● **Dataset items**:

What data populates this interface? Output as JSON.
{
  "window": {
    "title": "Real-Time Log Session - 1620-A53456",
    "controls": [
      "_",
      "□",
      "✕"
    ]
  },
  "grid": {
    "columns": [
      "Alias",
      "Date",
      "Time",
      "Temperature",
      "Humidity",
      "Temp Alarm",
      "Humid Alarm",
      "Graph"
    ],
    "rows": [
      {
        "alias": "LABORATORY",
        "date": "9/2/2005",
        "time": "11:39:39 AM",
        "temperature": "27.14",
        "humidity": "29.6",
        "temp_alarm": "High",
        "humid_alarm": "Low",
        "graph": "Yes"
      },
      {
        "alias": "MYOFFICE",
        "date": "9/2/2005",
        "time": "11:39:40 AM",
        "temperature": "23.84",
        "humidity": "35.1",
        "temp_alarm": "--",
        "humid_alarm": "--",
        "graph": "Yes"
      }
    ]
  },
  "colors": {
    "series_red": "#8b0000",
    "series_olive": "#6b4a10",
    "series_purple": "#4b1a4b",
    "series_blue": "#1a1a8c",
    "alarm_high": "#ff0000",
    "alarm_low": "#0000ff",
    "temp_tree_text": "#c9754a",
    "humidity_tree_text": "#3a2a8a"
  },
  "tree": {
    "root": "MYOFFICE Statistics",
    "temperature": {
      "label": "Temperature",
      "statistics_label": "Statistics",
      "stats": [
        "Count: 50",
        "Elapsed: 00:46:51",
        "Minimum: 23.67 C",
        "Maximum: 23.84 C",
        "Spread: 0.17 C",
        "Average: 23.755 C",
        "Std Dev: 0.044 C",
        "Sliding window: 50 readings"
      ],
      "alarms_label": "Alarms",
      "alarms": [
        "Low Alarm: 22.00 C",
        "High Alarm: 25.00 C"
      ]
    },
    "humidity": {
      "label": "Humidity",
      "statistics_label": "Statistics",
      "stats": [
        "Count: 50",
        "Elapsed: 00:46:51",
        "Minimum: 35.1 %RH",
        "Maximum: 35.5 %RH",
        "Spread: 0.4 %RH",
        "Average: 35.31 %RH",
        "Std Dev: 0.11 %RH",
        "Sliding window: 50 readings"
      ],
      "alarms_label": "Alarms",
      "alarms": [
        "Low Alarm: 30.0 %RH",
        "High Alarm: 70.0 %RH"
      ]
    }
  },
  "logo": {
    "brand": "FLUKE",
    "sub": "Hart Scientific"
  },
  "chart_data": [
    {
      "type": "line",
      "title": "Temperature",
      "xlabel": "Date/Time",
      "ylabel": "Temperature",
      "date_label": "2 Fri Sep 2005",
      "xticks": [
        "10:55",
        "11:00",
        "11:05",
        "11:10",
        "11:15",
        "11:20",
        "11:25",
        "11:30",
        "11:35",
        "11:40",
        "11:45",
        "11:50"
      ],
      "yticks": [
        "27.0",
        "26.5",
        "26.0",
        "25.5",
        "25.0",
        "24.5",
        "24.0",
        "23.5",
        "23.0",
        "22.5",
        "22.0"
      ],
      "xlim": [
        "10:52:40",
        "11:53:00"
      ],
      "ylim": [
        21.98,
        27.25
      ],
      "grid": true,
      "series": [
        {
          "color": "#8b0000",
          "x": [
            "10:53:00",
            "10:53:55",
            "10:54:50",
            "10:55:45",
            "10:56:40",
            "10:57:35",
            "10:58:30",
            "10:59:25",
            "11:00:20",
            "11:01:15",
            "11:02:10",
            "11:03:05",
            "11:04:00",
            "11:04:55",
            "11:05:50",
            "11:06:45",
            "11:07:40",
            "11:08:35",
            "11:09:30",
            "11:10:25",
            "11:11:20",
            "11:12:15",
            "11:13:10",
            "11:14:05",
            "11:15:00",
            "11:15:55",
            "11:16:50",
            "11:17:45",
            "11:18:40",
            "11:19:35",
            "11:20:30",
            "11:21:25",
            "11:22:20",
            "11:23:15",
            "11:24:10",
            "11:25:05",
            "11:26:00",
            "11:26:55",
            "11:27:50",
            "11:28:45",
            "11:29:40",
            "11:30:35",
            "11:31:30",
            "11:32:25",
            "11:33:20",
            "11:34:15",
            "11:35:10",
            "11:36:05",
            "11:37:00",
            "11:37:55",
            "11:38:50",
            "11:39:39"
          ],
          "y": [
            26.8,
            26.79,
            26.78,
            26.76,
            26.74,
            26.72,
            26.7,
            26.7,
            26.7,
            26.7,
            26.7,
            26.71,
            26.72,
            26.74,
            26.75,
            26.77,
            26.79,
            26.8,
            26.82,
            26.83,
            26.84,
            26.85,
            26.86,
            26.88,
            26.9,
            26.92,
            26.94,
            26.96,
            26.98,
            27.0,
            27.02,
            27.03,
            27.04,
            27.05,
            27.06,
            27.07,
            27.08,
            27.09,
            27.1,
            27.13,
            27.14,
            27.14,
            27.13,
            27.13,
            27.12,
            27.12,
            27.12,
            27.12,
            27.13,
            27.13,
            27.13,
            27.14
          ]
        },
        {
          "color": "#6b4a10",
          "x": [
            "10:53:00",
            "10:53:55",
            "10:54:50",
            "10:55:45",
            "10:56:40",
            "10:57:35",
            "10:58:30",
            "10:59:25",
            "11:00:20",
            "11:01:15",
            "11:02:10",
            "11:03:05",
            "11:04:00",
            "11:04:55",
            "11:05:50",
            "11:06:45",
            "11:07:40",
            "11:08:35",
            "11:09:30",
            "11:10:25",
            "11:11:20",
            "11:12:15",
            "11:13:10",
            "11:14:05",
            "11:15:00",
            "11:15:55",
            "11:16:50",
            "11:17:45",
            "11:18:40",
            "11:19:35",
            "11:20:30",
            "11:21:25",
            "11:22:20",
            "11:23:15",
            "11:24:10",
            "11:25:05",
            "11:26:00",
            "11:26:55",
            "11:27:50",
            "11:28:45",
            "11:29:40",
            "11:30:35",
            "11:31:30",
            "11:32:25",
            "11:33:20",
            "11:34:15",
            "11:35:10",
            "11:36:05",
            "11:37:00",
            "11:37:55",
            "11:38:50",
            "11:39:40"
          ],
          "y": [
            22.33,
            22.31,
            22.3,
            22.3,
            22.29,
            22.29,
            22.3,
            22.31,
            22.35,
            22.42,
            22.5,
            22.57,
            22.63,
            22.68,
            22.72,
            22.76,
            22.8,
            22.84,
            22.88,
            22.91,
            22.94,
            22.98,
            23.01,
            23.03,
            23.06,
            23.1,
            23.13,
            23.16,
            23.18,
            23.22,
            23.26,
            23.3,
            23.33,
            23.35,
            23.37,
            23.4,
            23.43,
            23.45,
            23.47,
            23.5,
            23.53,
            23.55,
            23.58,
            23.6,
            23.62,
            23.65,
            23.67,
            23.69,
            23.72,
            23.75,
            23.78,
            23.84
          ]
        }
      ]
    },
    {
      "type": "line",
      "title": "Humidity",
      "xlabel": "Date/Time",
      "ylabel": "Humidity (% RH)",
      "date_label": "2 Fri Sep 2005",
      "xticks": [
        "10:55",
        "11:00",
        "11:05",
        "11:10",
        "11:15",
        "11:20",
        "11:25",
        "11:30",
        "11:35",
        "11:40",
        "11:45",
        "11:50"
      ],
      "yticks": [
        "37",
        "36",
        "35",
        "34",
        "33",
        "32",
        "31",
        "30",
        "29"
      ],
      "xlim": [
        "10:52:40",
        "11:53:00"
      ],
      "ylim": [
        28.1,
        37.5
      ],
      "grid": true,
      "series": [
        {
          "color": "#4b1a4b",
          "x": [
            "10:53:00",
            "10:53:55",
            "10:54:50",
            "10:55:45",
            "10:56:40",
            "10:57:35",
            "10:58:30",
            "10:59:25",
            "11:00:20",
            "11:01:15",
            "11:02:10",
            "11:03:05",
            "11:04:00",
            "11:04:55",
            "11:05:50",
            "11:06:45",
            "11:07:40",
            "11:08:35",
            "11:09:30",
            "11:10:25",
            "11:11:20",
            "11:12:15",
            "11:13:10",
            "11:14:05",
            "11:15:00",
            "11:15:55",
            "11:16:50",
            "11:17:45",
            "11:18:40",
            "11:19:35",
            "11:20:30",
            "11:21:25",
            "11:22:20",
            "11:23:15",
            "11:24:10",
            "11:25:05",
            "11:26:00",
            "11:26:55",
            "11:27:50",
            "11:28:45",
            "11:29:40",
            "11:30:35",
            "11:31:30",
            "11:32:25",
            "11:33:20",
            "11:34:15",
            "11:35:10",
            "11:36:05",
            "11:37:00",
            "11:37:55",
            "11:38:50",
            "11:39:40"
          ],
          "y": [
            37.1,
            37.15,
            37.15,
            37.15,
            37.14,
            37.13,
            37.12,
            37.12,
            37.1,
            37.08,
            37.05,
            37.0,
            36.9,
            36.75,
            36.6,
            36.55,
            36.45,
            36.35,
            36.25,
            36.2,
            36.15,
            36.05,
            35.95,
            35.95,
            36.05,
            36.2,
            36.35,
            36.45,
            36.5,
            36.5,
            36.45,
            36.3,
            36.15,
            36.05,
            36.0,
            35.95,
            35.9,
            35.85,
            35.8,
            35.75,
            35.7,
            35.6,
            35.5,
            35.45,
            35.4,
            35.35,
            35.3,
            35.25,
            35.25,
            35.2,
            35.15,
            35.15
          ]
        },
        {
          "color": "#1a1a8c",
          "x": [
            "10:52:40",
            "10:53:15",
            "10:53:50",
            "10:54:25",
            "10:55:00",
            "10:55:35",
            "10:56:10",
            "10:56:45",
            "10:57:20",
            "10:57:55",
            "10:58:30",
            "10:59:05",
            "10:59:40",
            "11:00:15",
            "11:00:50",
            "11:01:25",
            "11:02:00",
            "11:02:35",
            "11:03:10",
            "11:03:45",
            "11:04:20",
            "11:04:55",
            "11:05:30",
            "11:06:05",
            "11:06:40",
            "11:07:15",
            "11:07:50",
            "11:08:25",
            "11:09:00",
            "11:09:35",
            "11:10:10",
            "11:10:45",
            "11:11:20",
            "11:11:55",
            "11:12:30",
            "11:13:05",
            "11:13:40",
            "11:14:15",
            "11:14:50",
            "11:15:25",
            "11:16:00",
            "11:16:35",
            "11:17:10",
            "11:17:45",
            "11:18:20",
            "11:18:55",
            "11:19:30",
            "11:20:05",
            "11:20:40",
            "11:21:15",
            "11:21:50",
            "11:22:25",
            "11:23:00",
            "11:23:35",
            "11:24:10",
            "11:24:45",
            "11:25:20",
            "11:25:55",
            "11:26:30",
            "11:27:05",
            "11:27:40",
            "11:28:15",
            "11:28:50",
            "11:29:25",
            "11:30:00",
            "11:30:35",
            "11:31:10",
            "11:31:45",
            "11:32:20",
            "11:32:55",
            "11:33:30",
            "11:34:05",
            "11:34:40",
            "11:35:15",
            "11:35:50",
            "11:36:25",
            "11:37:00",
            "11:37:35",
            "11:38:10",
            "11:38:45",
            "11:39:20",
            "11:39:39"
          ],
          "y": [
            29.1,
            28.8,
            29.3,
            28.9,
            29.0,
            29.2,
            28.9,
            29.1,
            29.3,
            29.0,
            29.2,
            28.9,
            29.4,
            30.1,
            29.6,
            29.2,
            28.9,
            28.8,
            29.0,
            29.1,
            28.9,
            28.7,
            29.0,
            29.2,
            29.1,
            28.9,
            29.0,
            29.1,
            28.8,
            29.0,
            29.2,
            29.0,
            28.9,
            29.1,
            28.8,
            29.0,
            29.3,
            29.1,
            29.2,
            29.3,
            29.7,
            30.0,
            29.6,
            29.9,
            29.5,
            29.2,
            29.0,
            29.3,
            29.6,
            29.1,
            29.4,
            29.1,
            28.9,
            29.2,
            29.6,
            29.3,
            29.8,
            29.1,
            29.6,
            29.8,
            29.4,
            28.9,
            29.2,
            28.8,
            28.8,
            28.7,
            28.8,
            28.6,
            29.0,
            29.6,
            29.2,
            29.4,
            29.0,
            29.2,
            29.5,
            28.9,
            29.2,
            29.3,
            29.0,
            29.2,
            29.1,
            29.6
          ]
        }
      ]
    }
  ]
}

● **THE EXERCISE**:
Reproduce every line of the listing above in which the string "title" appears.

● **ANSWER TO THIS TASK**:
    "title": "Real-Time Log Session - 1620-A53456",
      "title": "Temperature",
      "title": "Humidity",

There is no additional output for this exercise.